Without the pictures, write out all the lines below exactly as they appear.

+ + + + + + +

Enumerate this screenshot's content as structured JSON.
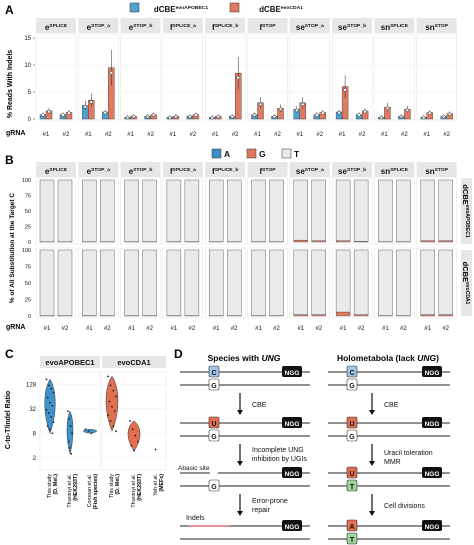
{
  "colors": {
    "cbe_apobec": "#4f9fd0",
    "cbe_cda": "#e07a63",
    "sub_A": "#3d8fc4",
    "sub_G": "#e2775f",
    "sub_T": "#eaeaea",
    "strip": "#e6e6e6",
    "apobec_violin": "#3f93cc",
    "cda_violin": "#e06f52",
    "box_gray": "#eeeeee",
    "uracil": "#e06f52",
    "cytosine": "#9fc5e8",
    "thymine": "#9bd39b",
    "adenine": "#e06f52",
    "indel_line": "#e07070"
  },
  "panel_labels": {
    "a": "A",
    "b": "B",
    "c": "C",
    "d": "D"
  },
  "panel_a": {
    "legend": [
      {
        "base": "dCBE",
        "sup": "evoAPOBEC1",
        "color_key": "cbe_apobec"
      },
      {
        "base": "dCBE",
        "sup": "evoCDA1",
        "color_key": "cbe_cda"
      }
    ],
    "ylabel": "% Reads With Indels",
    "xlabel": "gRNA",
    "ticks": [
      "0",
      "5",
      "10",
      "15"
    ]
  },
  "panel_b": {
    "legend_items": [
      "A",
      "G",
      "T"
    ],
    "ylabel": "% of All Substitution at the Target C",
    "xlabel": "gRNA",
    "ticks": [
      "0",
      "25",
      "50",
      "75",
      "100"
    ],
    "row_labels": [
      {
        "base": "dCBE",
        "sup": "evoAPOBEC1"
      },
      {
        "base": "dCBE",
        "sup": "evoCDA1"
      }
    ]
  },
  "facets": [
    {
      "base": "e",
      "sup": "SPLICE"
    },
    {
      "base": "e",
      "sup": "STOP_a"
    },
    {
      "base": "e",
      "sup": "STOP_b"
    },
    {
      "base": "f",
      "sup": "SPLICE_a"
    },
    {
      "base": "f",
      "sup": "SPLICE_b"
    },
    {
      "base": "f",
      "sup": "STOP"
    },
    {
      "base": "se",
      "sup": "STOP_a"
    },
    {
      "base": "se",
      "sup": "STOP_b"
    },
    {
      "base": "sn",
      "sup": "SPLICE"
    },
    {
      "base": "sn",
      "sup": "STOP"
    }
  ],
  "grna_ticks": [
    "#1",
    "#2"
  ],
  "panel_c": {
    "ylabel": "C-to-T/indel Ratio",
    "ticks": [
      "2",
      "8",
      "32",
      "128"
    ],
    "groups": [
      {
        "label": "evoAPOBEC1"
      },
      {
        "label": "evoCDA1"
      }
    ],
    "categories": [
      {
        "main": "This study",
        "sub": "(D. Mel.)"
      },
      {
        "main": "Thuronyi et al.",
        "sub": "(HEK293T)"
      },
      {
        "main": "Cornean et al.",
        "sub": "(Fish species)"
      },
      {
        "main": "This study",
        "sub": "(D. Mel.)"
      },
      {
        "main": "Thuronyi et al.",
        "sub": "(HEK293T)"
      },
      {
        "main": "Yeh et al.",
        "sub": "(MEFs)"
      }
    ]
  },
  "panel_d": {
    "left_title_a": "Species with ",
    "left_title_b": "UNG",
    "right_title_a": "Holometabola (lack ",
    "right_title_b": "UNG",
    "right_title_c": ")",
    "ngg": "NGG",
    "steps_left": [
      "CBE",
      "Incomplete UNG",
      "inhibition by UGIs",
      "Error-prone",
      "repair"
    ],
    "steps_right": [
      "CBE",
      "Uracil toleration",
      "MMR",
      "Cell divisions"
    ],
    "abasic": "Abasic site",
    "indels": "Indels",
    "bases": {
      "C": "C",
      "G": "G",
      "U": "U",
      "T": "T",
      "A": "A"
    }
  },
  "chart_data": [
    {
      "type": "bar",
      "title": "",
      "ylabel": "% Reads With Indels",
      "xlabel": "gRNA",
      "ylim": [
        0,
        15
      ],
      "categories": [
        "eSPLICE #1",
        "eSPLICE #2",
        "eSTOP_a #1",
        "eSTOP_a #2",
        "eSTOP_b #1",
        "eSTOP_b #2",
        "fSPLICE_a #1",
        "fSPLICE_a #2",
        "fSPLICE_b #1",
        "fSPLICE_b #2",
        "fSTOP #1",
        "fSTOP #2",
        "seSTOP_a #1",
        "seSTOP_a #2",
        "seSTOP_b #1",
        "seSTOP_b #2",
        "snSPLICE #1",
        "snSPLICE #2",
        "snSTOP #1",
        "snSTOP #2"
      ],
      "series": [
        {
          "name": "dCBEevoAPOBEC1",
          "values": [
            0.8,
            0.8,
            2.5,
            1.3,
            0.3,
            0.5,
            0.3,
            0.5,
            0.3,
            0.5,
            0.8,
            0.5,
            1.8,
            0.8,
            1.3,
            0.8,
            0.3,
            0.5,
            0.3,
            0.5
          ]
        },
        {
          "name": "dCBEevoCDA1",
          "values": [
            1.5,
            1.2,
            3.5,
            9.5,
            0.5,
            0.8,
            0.5,
            0.8,
            0.5,
            8.5,
            3.0,
            2.0,
            3.0,
            1.2,
            6.0,
            1.5,
            2.2,
            1.8,
            1.2,
            1.0
          ]
        }
      ]
    },
    {
      "type": "bar",
      "title": "",
      "ylabel": "% of All Substitution at the Target C",
      "xlabel": "gRNA",
      "ylim": [
        0,
        100
      ],
      "stacked": true,
      "series": [
        {
          "name": "A",
          "values": [
            0,
            0,
            0,
            0,
            0,
            0,
            0,
            0,
            0,
            0,
            0,
            0,
            0,
            0,
            0,
            0,
            0,
            0,
            0,
            0,
            0,
            0,
            0,
            0,
            0,
            0,
            0,
            0,
            0,
            0,
            0,
            0,
            0,
            0,
            0,
            0,
            0,
            0,
            0,
            0
          ]
        },
        {
          "name": "G",
          "values": [
            0.5,
            0.5,
            0.5,
            0.5,
            0.5,
            0.5,
            0.5,
            0.5,
            0.5,
            0.5,
            0.5,
            0.5,
            3,
            2,
            2,
            1,
            0.5,
            0.5,
            2,
            2,
            0.5,
            0.5,
            0.5,
            0.5,
            0.5,
            0.5,
            0.5,
            0.5,
            0.5,
            0.5,
            0.5,
            0.5,
            2,
            2,
            6,
            2,
            0.5,
            0.5,
            2,
            2
          ]
        },
        {
          "name": "T",
          "values": [
            99.5,
            99.5,
            99.5,
            99.5,
            99.5,
            99.5,
            99.5,
            99.5,
            99.5,
            99.5,
            99.5,
            99.5,
            97,
            98,
            98,
            99,
            99.5,
            99.5,
            98,
            98,
            99.5,
            99.5,
            99.5,
            99.5,
            99.5,
            99.5,
            99.5,
            99.5,
            99.5,
            99.5,
            99.5,
            99.5,
            98,
            98,
            94,
            98,
            99.5,
            99.5,
            98,
            98
          ]
        }
      ]
    },
    {
      "type": "scatter",
      "title": "",
      "ylabel": "C-to-T/indel Ratio",
      "yscale": "log2",
      "ylim": [
        1,
        256
      ],
      "categories": [
        "This study (D. Mel.)",
        "Thuronyi et al. (HEK293T)",
        "Cornean et al. (Fish species)",
        "This study (D. Mel.)",
        "Thuronyi et al. (HEK293T)",
        "Yeh et al. (MEFs)"
      ],
      "series": [
        {
          "name": "evoAPOBEC1",
          "values": [
            [
              170,
              120,
              100,
              80,
              60,
              45,
              38,
              30,
              25,
              20,
              15,
              12,
              10,
              8
            ],
            [
              28,
              18,
              12,
              8,
              5,
              3.5,
              2.5
            ],
            [
              10,
              9,
              8
            ]
          ]
        },
        {
          "name": "evoCDA1",
          "values": [
            [
              200,
              120,
              90,
              64,
              48,
              36,
              28,
              22,
              16,
              12,
              9
            ],
            [
              16,
              10,
              7,
              5,
              4,
              3
            ],
            [
              3.2
            ]
          ]
        }
      ]
    }
  ]
}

+ + + + + + +

**Right answer**
Enumerate this screenshot's content as structured JSON.
{
  "colors": {
    "cbe_apobec": "#4f9fd0",
    "cbe_cda": "#e07a63",
    "sub_A": "#3d8fc4",
    "sub_G": "#e2775f",
    "sub_T": "#eaeaea",
    "strip": "#e6e6e6",
    "apobec_violin": "#3f93cc",
    "cda_violin": "#e06f52",
    "box_gray": "#eeeeee",
    "uracil": "#e06f52",
    "cytosine": "#9fc5e8",
    "thymine": "#9bd39b",
    "adenine": "#e06f52",
    "indel_line": "#e07070"
  },
  "panel_labels": {
    "a": "A",
    "b": "B",
    "c": "C",
    "d": "D"
  },
  "panel_a": {
    "legend": [
      {
        "base": "dCBE",
        "sup": "evoAPOBEC1",
        "color_key": "cbe_apobec"
      },
      {
        "base": "dCBE",
        "sup": "evoCDA1",
        "color_key": "cbe_cda"
      }
    ],
    "ylabel": "% Reads With Indels",
    "xlabel": "gRNA",
    "ticks": [
      "0",
      "5",
      "10",
      "15"
    ]
  },
  "panel_b": {
    "legend_items": [
      "A",
      "G",
      "T"
    ],
    "ylabel": "% of All Substitution at the Target C",
    "xlabel": "gRNA",
    "ticks": [
      "0",
      "25",
      "50",
      "75",
      "100"
    ],
    "row_labels": [
      {
        "base": "dCBE",
        "sup": "evoAPOBEC1"
      },
      {
        "base": "dCBE",
        "sup": "evoCDA1"
      }
    ]
  },
  "facets": [
    {
      "base": "e",
      "sup": "SPLICE"
    },
    {
      "base": "e",
      "sup": "STOP_a"
    },
    {
      "base": "e",
      "sup": "STOP_b"
    },
    {
      "base": "f",
      "sup": "SPLICE_a"
    },
    {
      "base": "f",
      "sup": "SPLICE_b"
    },
    {
      "base": "f",
      "sup": "STOP"
    },
    {
      "base": "se",
      "sup": "STOP_a"
    },
    {
      "base": "se",
      "sup": "STOP_b"
    },
    {
      "base": "sn",
      "sup": "SPLICE"
    },
    {
      "base": "sn",
      "sup": "STOP"
    }
  ],
  "grna_ticks": [
    "#1",
    "#2"
  ],
  "panel_c": {
    "ylabel": "C-to-T/indel Ratio",
    "ticks": [
      "2",
      "8",
      "32",
      "128"
    ],
    "groups": [
      {
        "label": "evoAPOBEC1"
      },
      {
        "label": "evoCDA1"
      }
    ],
    "categories": [
      {
        "main": "This study",
        "sub": "(D. Mel.)"
      },
      {
        "main": "Thuronyi et al.",
        "sub": "(HEK293T)"
      },
      {
        "main": "Cornean et al.",
        "sub": "(Fish species)"
      },
      {
        "main": "This study",
        "sub": "(D. Mel.)"
      },
      {
        "main": "Thuronyi et al.",
        "sub": "(HEK293T)"
      },
      {
        "main": "Yeh et al.",
        "sub": "(MEFs)"
      }
    ]
  },
  "panel_d": {
    "left_title_a": "Species with ",
    "left_title_b": "UNG",
    "right_title_a": "Holometabola (lack ",
    "right_title_b": "UNG",
    "right_title_c": ")",
    "ngg": "NGG",
    "steps_left": [
      "CBE",
      "Incomplete UNG",
      "inhibition by UGIs",
      "Error-prone",
      "repair"
    ],
    "steps_right": [
      "CBE",
      "Uracil toleration",
      "MMR",
      "Cell divisions"
    ],
    "abasic": "Abasic site",
    "indels": "Indels",
    "bases": {
      "C": "C",
      "G": "G",
      "U": "U",
      "T": "T",
      "A": "A"
    }
  },
  "chart_data": [
    {
      "type": "bar",
      "title": "",
      "ylabel": "% Reads With Indels",
      "xlabel": "gRNA",
      "ylim": [
        0,
        15
      ],
      "categories": [
        "eSPLICE #1",
        "eSPLICE #2",
        "eSTOP_a #1",
        "eSTOP_a #2",
        "eSTOP_b #1",
        "eSTOP_b #2",
        "fSPLICE_a #1",
        "fSPLICE_a #2",
        "fSPLICE_b #1",
        "fSPLICE_b #2",
        "fSTOP #1",
        "fSTOP #2",
        "seSTOP_a #1",
        "seSTOP_a #2",
        "seSTOP_b #1",
        "seSTOP_b #2",
        "snSPLICE #1",
        "snSPLICE #2",
        "snSTOP #1",
        "snSTOP #2"
      ],
      "series": [
        {
          "name": "dCBEevoAPOBEC1",
          "values": [
            0.8,
            0.8,
            2.5,
            1.3,
            0.3,
            0.5,
            0.3,
            0.5,
            0.3,
            0.5,
            0.8,
            0.5,
            1.8,
            0.8,
            1.3,
            0.8,
            0.3,
            0.5,
            0.3,
            0.5
          ]
        },
        {
          "name": "dCBEevoCDA1",
          "values": [
            1.5,
            1.2,
            3.5,
            9.5,
            0.5,
            0.8,
            0.5,
            0.8,
            0.5,
            8.5,
            3.0,
            2.0,
            3.0,
            1.2,
            6.0,
            1.5,
            2.2,
            1.8,
            1.2,
            1.0
          ]
        }
      ]
    },
    {
      "type": "bar",
      "title": "",
      "ylabel": "% of All Substitution at the Target C",
      "xlabel": "gRNA",
      "ylim": [
        0,
        100
      ],
      "stacked": true,
      "series": [
        {
          "name": "A",
          "values": [
            0,
            0,
            0,
            0,
            0,
            0,
            0,
            0,
            0,
            0,
            0,
            0,
            0,
            0,
            0,
            0,
            0,
            0,
            0,
            0,
            0,
            0,
            0,
            0,
            0,
            0,
            0,
            0,
            0,
            0,
            0,
            0,
            0,
            0,
            0,
            0,
            0,
            0,
            0,
            0
          ]
        },
        {
          "name": "G",
          "values": [
            0.5,
            0.5,
            0.5,
            0.5,
            0.5,
            0.5,
            0.5,
            0.5,
            0.5,
            0.5,
            0.5,
            0.5,
            3,
            2,
            2,
            1,
            0.5,
            0.5,
            2,
            2,
            0.5,
            0.5,
            0.5,
            0.5,
            0.5,
            0.5,
            0.5,
            0.5,
            0.5,
            0.5,
            0.5,
            0.5,
            2,
            2,
            6,
            2,
            0.5,
            0.5,
            2,
            2
          ]
        },
        {
          "name": "T",
          "values": [
            99.5,
            99.5,
            99.5,
            99.5,
            99.5,
            99.5,
            99.5,
            99.5,
            99.5,
            99.5,
            99.5,
            99.5,
            97,
            98,
            98,
            99,
            99.5,
            99.5,
            98,
            98,
            99.5,
            99.5,
            99.5,
            99.5,
            99.5,
            99.5,
            99.5,
            99.5,
            99.5,
            99.5,
            99.5,
            99.5,
            98,
            98,
            94,
            98,
            99.5,
            99.5,
            98,
            98
          ]
        }
      ]
    },
    {
      "type": "scatter",
      "title": "",
      "ylabel": "C-to-T/indel Ratio",
      "yscale": "log2",
      "ylim": [
        1,
        256
      ],
      "categories": [
        "This study (D. Mel.)",
        "Thuronyi et al. (HEK293T)",
        "Cornean et al. (Fish species)",
        "This study (D. Mel.)",
        "Thuronyi et al. (HEK293T)",
        "Yeh et al. (MEFs)"
      ],
      "series": [
        {
          "name": "evoAPOBEC1",
          "values": [
            [
              170,
              120,
              100,
              80,
              60,
              45,
              38,
              30,
              25,
              20,
              15,
              12,
              10,
              8
            ],
            [
              28,
              18,
              12,
              8,
              5,
              3.5,
              2.5
            ],
            [
              10,
              9,
              8
            ]
          ]
        },
        {
          "name": "evoCDA1",
          "values": [
            [
              200,
              120,
              90,
              64,
              48,
              36,
              28,
              22,
              16,
              12,
              9
            ],
            [
              16,
              10,
              7,
              5,
              4,
              3
            ],
            [
              3.2
            ]
          ]
        }
      ]
    }
  ]
}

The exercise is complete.